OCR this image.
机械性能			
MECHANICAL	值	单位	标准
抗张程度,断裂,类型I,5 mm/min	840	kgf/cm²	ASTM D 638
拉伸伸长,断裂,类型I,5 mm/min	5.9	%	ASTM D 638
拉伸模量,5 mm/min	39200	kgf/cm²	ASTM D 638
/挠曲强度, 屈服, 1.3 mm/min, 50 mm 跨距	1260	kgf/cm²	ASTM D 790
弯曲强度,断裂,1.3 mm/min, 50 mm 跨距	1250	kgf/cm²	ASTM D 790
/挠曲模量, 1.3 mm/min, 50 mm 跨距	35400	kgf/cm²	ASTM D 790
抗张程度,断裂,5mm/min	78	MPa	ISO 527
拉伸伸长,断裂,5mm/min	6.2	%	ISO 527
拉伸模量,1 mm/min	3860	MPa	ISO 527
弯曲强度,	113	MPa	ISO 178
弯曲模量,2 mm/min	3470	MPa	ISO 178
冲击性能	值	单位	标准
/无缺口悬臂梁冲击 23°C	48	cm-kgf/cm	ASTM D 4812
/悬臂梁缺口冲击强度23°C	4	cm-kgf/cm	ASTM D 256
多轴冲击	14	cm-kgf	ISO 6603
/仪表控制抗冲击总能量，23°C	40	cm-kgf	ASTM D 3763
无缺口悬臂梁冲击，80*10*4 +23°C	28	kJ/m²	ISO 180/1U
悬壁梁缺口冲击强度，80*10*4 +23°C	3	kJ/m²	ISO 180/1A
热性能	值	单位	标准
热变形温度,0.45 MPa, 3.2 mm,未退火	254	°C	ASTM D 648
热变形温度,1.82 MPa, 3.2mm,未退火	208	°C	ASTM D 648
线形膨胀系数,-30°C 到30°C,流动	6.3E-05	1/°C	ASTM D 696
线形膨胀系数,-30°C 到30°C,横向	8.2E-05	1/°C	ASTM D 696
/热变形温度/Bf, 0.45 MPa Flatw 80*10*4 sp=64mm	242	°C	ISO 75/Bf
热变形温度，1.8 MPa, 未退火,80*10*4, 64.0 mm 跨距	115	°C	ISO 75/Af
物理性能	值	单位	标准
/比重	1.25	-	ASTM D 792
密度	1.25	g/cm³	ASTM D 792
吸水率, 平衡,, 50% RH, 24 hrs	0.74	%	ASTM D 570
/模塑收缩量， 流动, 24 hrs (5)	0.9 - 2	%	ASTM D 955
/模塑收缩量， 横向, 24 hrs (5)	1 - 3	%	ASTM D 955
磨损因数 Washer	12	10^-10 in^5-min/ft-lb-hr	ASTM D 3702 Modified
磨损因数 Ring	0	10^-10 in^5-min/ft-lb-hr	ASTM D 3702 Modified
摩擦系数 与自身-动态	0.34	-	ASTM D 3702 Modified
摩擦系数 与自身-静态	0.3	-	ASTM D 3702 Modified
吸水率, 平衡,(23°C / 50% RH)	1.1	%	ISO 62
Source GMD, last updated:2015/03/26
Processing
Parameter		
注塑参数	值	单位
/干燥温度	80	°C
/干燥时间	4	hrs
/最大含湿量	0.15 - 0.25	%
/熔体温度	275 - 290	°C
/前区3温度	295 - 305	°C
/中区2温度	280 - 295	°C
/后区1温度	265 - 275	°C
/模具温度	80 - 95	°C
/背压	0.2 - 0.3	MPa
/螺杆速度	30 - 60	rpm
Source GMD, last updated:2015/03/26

#####

**DO THIS:**
Go through the listing above and list every line that has the word "磨损因数".

**TASK SOLUTION:**
磨损因数 Washer	12	10^-10 in^5-min/ft-lb-hr	ASTM D 3702 Modified
磨损因数 Ring	0	10^-10 in^5-min/ft-lb-hr	ASTM D 3702 Modified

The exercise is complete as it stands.